*EXERCISE GOAL:* Reproduce all entries precisely, down to the last character.

*SOURCE DATA:*
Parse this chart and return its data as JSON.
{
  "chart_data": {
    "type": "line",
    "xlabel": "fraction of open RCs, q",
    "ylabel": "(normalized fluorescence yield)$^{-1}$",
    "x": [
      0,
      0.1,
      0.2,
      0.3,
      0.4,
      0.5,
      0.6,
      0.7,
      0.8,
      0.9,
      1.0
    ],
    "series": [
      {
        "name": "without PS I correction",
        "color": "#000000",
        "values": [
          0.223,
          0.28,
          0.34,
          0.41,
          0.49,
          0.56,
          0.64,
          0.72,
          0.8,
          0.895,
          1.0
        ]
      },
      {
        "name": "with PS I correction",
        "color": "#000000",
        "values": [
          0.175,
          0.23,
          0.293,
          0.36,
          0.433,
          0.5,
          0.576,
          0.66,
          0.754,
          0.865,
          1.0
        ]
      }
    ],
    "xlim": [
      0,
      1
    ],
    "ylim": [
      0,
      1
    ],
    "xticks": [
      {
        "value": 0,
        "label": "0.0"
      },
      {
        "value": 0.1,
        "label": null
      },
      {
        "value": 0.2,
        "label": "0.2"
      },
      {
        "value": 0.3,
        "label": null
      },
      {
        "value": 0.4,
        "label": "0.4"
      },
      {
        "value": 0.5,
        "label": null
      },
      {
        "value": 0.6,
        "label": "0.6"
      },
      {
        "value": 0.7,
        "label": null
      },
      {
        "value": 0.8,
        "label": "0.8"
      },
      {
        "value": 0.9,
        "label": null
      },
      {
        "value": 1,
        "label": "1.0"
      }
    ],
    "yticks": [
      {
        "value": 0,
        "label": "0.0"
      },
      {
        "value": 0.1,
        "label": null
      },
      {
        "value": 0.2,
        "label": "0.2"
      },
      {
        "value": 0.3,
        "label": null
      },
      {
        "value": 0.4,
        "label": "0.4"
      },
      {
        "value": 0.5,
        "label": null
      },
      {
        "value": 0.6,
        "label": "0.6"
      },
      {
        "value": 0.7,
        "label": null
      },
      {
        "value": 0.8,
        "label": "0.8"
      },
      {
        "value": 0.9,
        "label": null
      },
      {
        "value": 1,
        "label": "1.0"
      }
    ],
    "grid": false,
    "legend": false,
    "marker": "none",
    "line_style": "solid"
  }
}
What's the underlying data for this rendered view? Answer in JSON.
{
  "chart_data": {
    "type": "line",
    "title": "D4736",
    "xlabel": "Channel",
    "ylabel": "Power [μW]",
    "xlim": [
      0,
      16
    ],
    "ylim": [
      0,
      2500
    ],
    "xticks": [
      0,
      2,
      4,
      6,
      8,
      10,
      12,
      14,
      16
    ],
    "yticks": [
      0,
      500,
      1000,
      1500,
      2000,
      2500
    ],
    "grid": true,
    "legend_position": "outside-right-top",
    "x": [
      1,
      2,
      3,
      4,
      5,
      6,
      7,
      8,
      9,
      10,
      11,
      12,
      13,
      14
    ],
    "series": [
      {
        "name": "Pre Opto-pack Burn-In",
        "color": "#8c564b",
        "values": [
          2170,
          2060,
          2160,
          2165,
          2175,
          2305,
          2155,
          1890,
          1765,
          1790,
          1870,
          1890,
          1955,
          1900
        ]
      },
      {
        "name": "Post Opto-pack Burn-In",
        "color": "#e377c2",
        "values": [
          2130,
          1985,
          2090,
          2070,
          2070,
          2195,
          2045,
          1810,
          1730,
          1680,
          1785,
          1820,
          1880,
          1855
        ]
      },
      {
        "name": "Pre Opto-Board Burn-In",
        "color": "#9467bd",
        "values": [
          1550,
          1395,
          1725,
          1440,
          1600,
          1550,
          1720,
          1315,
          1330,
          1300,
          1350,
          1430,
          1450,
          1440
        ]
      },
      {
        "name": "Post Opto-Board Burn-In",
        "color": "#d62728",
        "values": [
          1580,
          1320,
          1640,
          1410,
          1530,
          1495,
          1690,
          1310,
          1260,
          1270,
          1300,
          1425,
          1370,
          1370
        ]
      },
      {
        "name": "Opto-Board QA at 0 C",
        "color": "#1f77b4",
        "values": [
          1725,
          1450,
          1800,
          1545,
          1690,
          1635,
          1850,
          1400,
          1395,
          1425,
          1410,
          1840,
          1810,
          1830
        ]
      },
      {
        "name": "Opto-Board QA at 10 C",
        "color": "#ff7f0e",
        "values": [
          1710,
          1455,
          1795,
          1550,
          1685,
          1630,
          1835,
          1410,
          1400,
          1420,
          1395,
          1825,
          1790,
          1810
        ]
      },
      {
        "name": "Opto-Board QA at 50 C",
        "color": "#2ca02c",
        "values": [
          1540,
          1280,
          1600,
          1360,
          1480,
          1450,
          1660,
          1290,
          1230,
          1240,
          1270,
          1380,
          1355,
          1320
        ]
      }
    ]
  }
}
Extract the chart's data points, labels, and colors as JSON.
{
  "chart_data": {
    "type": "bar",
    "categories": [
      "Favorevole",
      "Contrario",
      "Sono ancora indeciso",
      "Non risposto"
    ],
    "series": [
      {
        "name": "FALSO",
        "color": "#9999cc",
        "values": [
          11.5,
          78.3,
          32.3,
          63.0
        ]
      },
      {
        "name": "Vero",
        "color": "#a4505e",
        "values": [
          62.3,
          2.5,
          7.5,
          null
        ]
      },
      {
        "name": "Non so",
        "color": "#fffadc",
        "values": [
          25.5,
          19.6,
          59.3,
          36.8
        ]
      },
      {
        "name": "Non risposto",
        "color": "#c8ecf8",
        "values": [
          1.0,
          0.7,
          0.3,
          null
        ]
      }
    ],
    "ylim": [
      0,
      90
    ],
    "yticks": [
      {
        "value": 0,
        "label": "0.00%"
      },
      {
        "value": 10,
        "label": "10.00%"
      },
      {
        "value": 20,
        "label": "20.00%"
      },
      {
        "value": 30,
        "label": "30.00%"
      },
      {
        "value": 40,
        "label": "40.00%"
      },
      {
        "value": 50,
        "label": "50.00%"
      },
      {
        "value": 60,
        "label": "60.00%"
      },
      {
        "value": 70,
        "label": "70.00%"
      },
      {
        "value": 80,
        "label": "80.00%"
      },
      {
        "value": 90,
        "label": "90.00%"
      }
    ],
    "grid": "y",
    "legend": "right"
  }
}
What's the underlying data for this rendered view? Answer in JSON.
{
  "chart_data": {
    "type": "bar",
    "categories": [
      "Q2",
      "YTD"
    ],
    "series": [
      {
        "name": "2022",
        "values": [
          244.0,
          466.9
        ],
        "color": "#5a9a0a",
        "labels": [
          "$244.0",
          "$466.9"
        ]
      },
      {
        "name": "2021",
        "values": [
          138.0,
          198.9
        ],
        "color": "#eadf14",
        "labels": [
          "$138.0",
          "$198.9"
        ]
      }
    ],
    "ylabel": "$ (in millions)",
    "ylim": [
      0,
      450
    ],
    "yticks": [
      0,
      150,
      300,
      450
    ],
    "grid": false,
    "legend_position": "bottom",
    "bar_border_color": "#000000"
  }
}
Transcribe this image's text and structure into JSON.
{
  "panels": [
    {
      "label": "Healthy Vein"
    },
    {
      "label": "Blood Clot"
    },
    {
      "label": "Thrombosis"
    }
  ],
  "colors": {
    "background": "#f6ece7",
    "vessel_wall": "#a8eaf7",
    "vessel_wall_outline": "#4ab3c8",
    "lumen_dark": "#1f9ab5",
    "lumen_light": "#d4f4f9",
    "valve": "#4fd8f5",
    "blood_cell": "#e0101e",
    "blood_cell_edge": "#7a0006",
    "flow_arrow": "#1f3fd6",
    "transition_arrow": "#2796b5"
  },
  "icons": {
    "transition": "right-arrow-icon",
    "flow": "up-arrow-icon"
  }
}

*FULL ANSWER:*
Parse this chart and return its data as JSON.
{
  "chart_data": {
    "type": "line",
    "xlabel": "fraction of open RCs, q",
    "ylabel": "(normalized fluorescence yield)$^{-1}$",
    "x": [
      0,
      0.1,
      0.2,
      0.3,
      0.4,
      0.5,
      0.6,
      0.7,
      0.8,
      0.9,
      1.0
    ],
    "series": [
      {
        "name": "without PS I correction",
        "color": "#000000",
        "values": [
          0.223,
          0.28,
          0.34,
          0.41,
          0.49,
          0.56,
          0.64,
          0.72,
          0.8,
          0.895,
          1.0
        ]
      },
      {
        "name": "with PS I correction",
        "color": "#000000",
        "values": [
          0.175,
          0.23,
          0.293,
          0.36,
          0.433,
          0.5,
          0.576,
          0.66,
          0.754,
          0.865,
          1.0
        ]
      }
    ],
    "xlim": [
      0,
      1
    ],
    "ylim": [
      0,
      1
    ],
    "xticks": [
      {
        "value": 0,
        "label": "0.0"
      },
      {
        "value": 0.1,
        "label": null
      },
      {
        "value": 0.2,
        "label": "0.2"
      },
      {
        "value": 0.3,
        "label": null
      },
      {
        "value": 0.4,
        "label": "0.4"
      },
      {
        "value": 0.5,
        "label": null
      },
      {
        "value": 0.6,
        "label": "0.6"
      },
      {
        "value": 0.7,
        "label": null
      },
      {
        "value": 0.8,
        "label": "0.8"
      },
      {
        "value": 0.9,
        "label": null
      },
      {
        "value": 1,
        "label": "1.0"
      }
    ],
    "yticks": [
      {
        "value": 0,
        "label": "0.0"
      },
      {
        "value": 0.1,
        "label": null
      },
      {
        "value": 0.2,
        "label": "0.2"
      },
      {
        "value": 0.3,
        "label": null
      },
      {
        "value": 0.4,
        "label": "0.4"
      },
      {
        "value": 0.5,
        "label": null
      },
      {
        "value": 0.6,
        "label": "0.6"
      },
      {
        "value": 0.7,
        "label": null
      },
      {
        "value": 0.8,
        "label": "0.8"
      },
      {
        "value": 0.9,
        "label": null
      },
      {
        "value": 1,
        "label": "1.0"
      }
    ],
    "grid": false,
    "legend": false,
    "marker": "none",
    "line_style": "solid"
  }
}
What's the underlying data for this rendered view? Answer in JSON.
{
  "chart_data": {
    "type": "line",
    "title": "D4736",
    "xlabel": "Channel",
    "ylabel": "Power [μW]",
    "xlim": [
      0,
      16
    ],
    "ylim": [
      0,
      2500
    ],
    "xticks": [
      0,
      2,
      4,
      6,
      8,
      10,
      12,
      14,
      16
    ],
    "yticks": [
      0,
      500,
      1000,
      1500,
      2000,
      2500
    ],
    "grid": true,
    "legend_position": "outside-right-top",
    "x": [
      1,
      2,
      3,
      4,
      5,
      6,
      7,
      8,
      9,
      10,
      11,
      12,
      13,
      14
    ],
    "series": [
      {
        "name": "Pre Opto-pack Burn-In",
        "color": "#8c564b",
        "values": [
          2170,
          2060,
          2160,
          2165,
          2175,
          2305,
          2155,
          1890,
          1765,
          1790,
          1870,
          1890,
          1955,
          1900
        ]
      },
      {
        "name": "Post Opto-pack Burn-In",
        "color": "#e377c2",
        "values": [
          2130,
          1985,
          2090,
          2070,
          2070,
          2195,
          2045,
          1810,
          1730,
          1680,
          1785,
          1820,
          1880,
          1855
        ]
      },
      {
        "name": "Pre Opto-Board Burn-In",
        "color": "#9467bd",
        "values": [
          1550,
          1395,
          1725,
          1440,
          1600,
          1550,
          1720,
          1315,
          1330,
          1300,
          1350,
          1430,
          1450,
          1440
        ]
      },
      {
        "name": "Post Opto-Board Burn-In",
        "color": "#d62728",
        "values": [
          1580,
          1320,
          1640,
          1410,
          1530,
          1495,
          1690,
          1310,
          1260,
          1270,
          1300,
          1425,
          1370,
          1370
        ]
      },
      {
        "name": "Opto-Board QA at 0 C",
        "color": "#1f77b4",
        "values": [
          1725,
          1450,
          1800,
          1545,
          1690,
          1635,
          1850,
          1400,
          1395,
          1425,
          1410,
          1840,
          1810,
          1830
        ]
      },
      {
        "name": "Opto-Board QA at 10 C",
        "color": "#ff7f0e",
        "values": [
          1710,
          1455,
          1795,
          1550,
          1685,
          1630,
          1835,
          1410,
          1400,
          1420,
          1395,
          1825,
          1790,
          1810
        ]
      },
      {
        "name": "Opto-Board QA at 50 C",
        "color": "#2ca02c",
        "values": [
          1540,
          1280,
          1600,
          1360,
          1480,
          1450,
          1660,
          1290,
          1230,
          1240,
          1270,
          1380,
          1355,
          1320
        ]
      }
    ]
  }
}
Extract the chart's data points, labels, and colors as JSON.
{
  "chart_data": {
    "type": "bar",
    "categories": [
      "Favorevole",
      "Contrario",
      "Sono ancora indeciso",
      "Non risposto"
    ],
    "series": [
      {
        "name": "FALSO",
        "color": "#9999cc",
        "values": [
          11.5,
          78.3,
          32.3,
          63.0
        ]
      },
      {
        "name": "Vero",
        "color": "#a4505e",
        "values": [
          62.3,
          2.5,
          7.5,
          null
        ]
      },
      {
        "name": "Non so",
        "color": "#fffadc",
        "values": [
          25.5,
          19.6,
          59.3,
          36.8
        ]
      },
      {
        "name": "Non risposto",
        "color": "#c8ecf8",
        "values": [
          1.0,
          0.7,
          0.3,
          null
        ]
      }
    ],
    "ylim": [
      0,
      90
    ],
    "yticks": [
      {
        "value": 0,
        "label": "0.00%"
      },
      {
        "value": 10,
        "label": "10.00%"
      },
      {
        "value": 20,
        "label": "20.00%"
      },
      {
        "value": 30,
        "label": "30.00%"
      },
      {
        "value": 40,
        "label": "40.00%"
      },
      {
        "value": 50,
        "label": "50.00%"
      },
      {
        "value": 60,
        "label": "60.00%"
      },
      {
        "value": 70,
        "label": "70.00%"
      },
      {
        "value": 80,
        "label": "80.00%"
      },
      {
        "value": 90,
        "label": "90.00%"
      }
    ],
    "grid": "y",
    "legend": "right"
  }
}
What's the underlying data for this rendered view? Answer in JSON.
{
  "chart_data": {
    "type": "bar",
    "categories": [
      "Q2",
      "YTD"
    ],
    "series": [
      {
        "name": "2022",
        "values": [
          244.0,
          466.9
        ],
        "color": "#5a9a0a",
        "labels": [
          "$244.0",
          "$466.9"
        ]
      },
      {
        "name": "2021",
        "values": [
          138.0,
          198.9
        ],
        "color": "#eadf14",
        "labels": [
          "$138.0",
          "$198.9"
        ]
      }
    ],
    "ylabel": "$ (in millions)",
    "ylim": [
      0,
      450
    ],
    "yticks": [
      0,
      150,
      300,
      450
    ],
    "grid": false,
    "legend_position": "bottom",
    "bar_border_color": "#000000"
  }
}
Transcribe this image's text and structure into JSON.
{
  "panels": [
    {
      "label": "Healthy Vein"
    },
    {
      "label": "Blood Clot"
    },
    {
      "label": "Thrombosis"
    }
  ],
  "colors": {
    "background": "#f6ece7",
    "vessel_wall": "#a8eaf7",
    "vessel_wall_outline": "#4ab3c8",
    "lumen_dark": "#1f9ab5",
    "lumen_light": "#d4f4f9",
    "valve": "#4fd8f5",
    "blood_cell": "#e0101e",
    "blood_cell_edge": "#7a0006",
    "flow_arrow": "#1f3fd6",
    "transition_arrow": "#2796b5"
  },
  "icons": {
    "transition": "right-arrow-icon",
    "flow": "up-arrow-icon"
  }
}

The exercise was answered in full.